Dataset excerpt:

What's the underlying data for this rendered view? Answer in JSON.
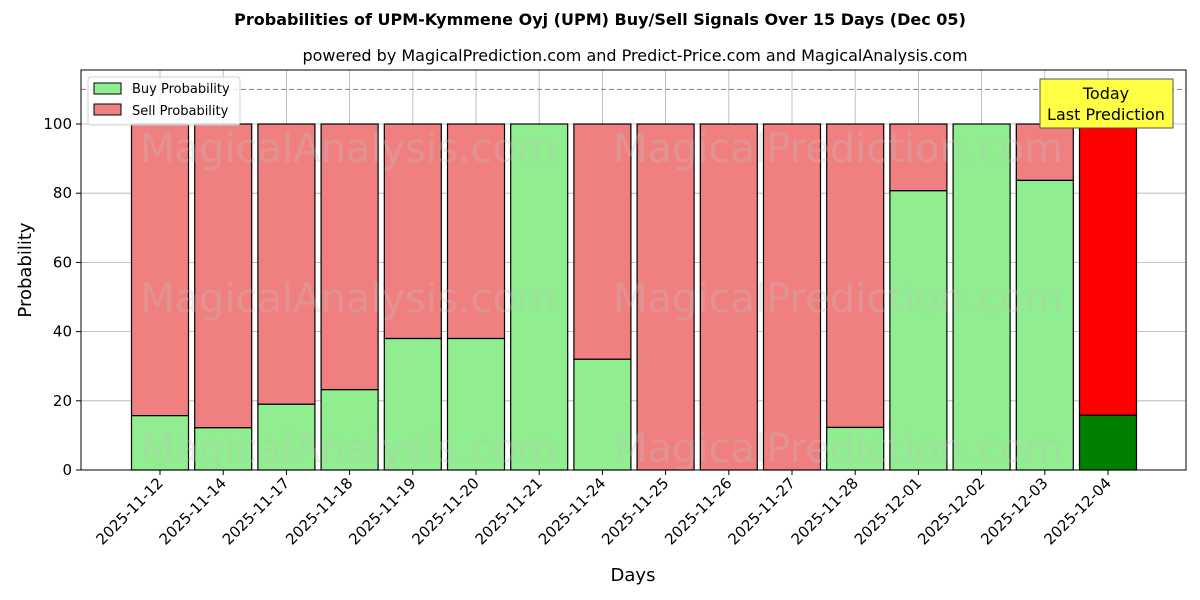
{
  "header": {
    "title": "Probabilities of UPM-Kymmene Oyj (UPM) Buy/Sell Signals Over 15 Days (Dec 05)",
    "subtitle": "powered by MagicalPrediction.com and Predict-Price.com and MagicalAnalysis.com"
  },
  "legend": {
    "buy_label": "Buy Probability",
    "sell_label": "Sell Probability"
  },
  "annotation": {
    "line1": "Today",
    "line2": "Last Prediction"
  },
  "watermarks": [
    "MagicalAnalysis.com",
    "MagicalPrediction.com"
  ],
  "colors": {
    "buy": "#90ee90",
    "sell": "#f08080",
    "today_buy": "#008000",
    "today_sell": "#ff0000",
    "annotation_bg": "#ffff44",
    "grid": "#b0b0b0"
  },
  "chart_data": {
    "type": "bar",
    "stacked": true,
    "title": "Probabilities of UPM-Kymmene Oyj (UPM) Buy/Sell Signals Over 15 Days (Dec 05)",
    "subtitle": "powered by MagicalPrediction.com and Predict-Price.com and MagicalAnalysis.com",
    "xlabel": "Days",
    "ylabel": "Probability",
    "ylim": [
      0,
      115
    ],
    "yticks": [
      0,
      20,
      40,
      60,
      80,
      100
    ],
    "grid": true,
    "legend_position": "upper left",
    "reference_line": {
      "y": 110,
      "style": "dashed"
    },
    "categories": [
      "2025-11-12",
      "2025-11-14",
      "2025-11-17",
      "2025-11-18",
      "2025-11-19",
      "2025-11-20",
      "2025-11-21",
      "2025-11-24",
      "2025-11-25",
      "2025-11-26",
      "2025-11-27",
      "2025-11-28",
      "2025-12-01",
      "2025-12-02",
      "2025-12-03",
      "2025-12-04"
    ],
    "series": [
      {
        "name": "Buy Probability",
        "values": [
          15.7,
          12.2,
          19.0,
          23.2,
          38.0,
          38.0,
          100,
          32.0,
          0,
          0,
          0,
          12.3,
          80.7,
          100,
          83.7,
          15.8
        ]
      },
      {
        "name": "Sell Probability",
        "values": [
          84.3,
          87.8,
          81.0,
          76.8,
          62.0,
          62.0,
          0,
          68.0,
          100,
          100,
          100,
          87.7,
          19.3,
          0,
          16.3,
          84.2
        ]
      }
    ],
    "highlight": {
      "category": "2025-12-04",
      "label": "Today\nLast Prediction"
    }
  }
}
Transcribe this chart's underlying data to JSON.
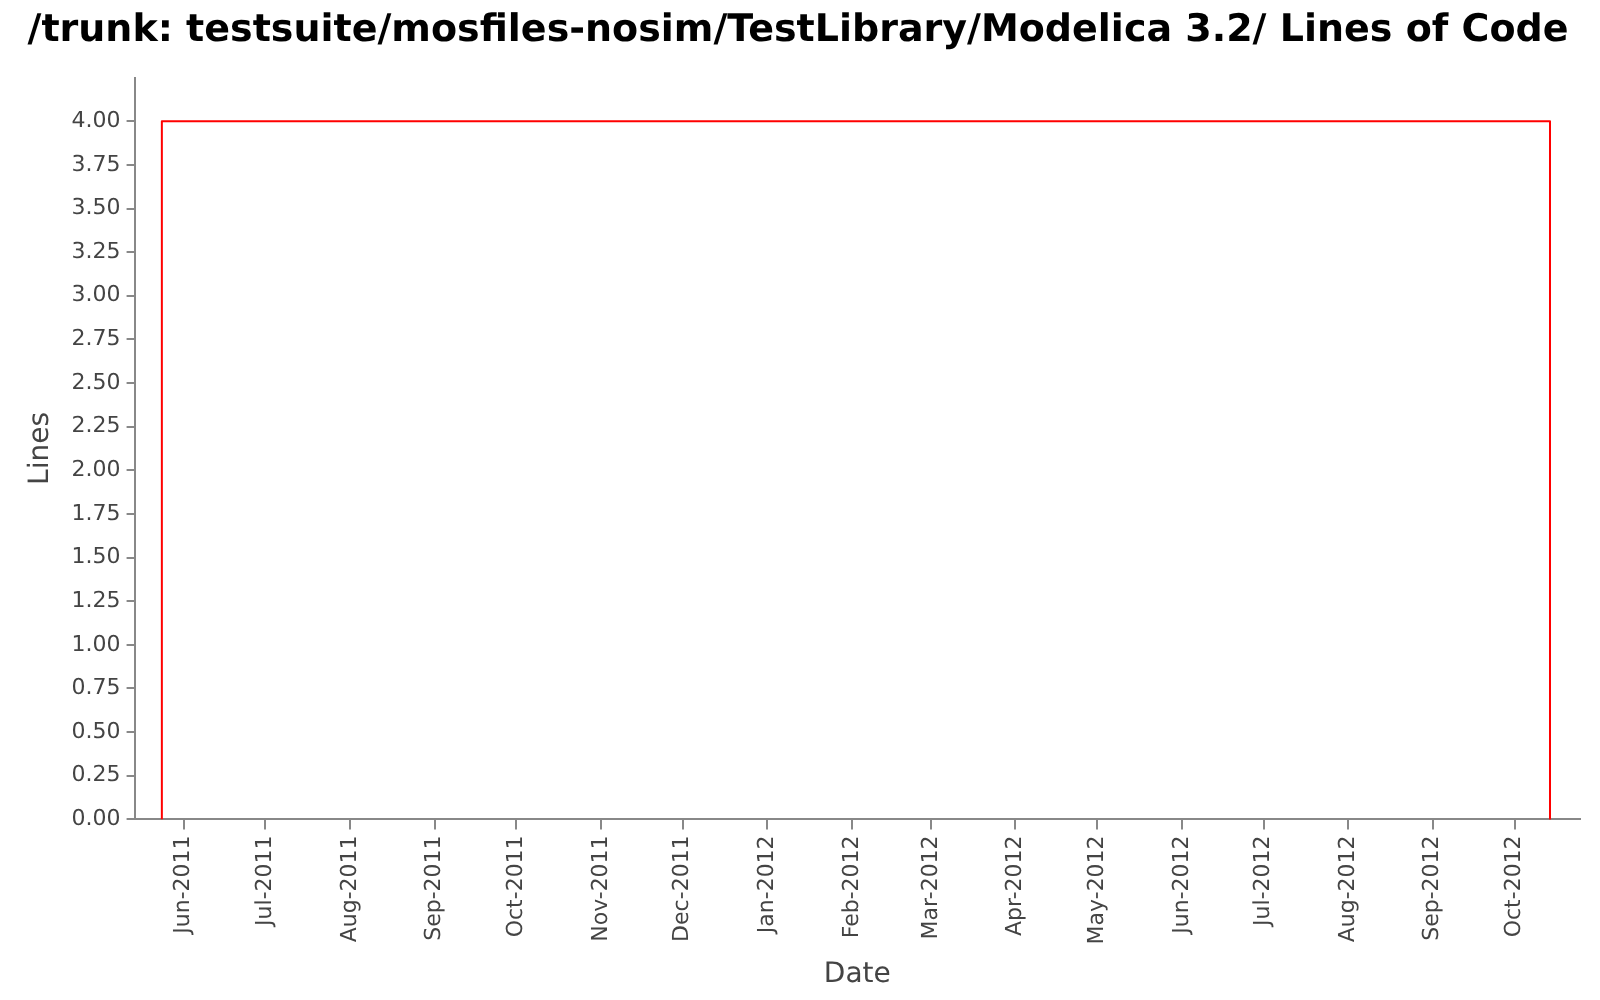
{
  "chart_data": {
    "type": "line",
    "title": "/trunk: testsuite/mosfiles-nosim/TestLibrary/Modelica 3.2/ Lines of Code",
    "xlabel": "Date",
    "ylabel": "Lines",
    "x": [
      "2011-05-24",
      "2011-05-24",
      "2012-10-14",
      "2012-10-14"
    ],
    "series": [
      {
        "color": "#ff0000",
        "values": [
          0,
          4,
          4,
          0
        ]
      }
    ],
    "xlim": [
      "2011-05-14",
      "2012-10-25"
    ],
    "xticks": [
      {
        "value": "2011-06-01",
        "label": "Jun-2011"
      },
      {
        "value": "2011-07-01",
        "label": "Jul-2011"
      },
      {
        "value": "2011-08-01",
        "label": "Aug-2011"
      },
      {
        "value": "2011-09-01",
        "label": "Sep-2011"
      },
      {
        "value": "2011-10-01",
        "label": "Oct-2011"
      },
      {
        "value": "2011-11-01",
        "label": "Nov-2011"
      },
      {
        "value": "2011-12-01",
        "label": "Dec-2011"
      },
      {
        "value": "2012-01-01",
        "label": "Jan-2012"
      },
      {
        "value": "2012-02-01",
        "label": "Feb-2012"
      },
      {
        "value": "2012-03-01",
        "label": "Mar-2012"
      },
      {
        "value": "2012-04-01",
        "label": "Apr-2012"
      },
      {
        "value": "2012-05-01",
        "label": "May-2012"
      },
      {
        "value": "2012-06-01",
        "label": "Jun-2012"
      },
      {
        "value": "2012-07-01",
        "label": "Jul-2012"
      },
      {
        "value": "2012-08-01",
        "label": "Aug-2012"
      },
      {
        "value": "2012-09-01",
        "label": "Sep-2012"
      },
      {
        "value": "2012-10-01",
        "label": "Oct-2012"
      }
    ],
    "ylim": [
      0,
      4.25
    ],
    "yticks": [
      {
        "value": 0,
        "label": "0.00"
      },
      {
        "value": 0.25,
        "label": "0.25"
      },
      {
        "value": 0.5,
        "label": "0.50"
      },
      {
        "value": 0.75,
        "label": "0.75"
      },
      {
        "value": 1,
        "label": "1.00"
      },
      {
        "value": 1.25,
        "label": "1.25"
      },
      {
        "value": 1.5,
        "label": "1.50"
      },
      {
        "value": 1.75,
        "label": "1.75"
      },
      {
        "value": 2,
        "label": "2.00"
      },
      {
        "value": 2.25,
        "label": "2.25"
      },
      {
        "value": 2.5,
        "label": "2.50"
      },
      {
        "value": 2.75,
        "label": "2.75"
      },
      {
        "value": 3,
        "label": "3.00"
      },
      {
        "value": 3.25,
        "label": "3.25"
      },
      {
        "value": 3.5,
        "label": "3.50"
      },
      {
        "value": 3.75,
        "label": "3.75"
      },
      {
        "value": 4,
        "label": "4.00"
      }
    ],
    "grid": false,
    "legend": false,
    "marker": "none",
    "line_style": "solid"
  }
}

* [The exercise]:
Go through the material and select each line with the string "underlying" in it.

* [Exercise result]:
What's the underlying data for this rendered view? Answer in JSON.
Transcribe this chart's underlying data to JSON.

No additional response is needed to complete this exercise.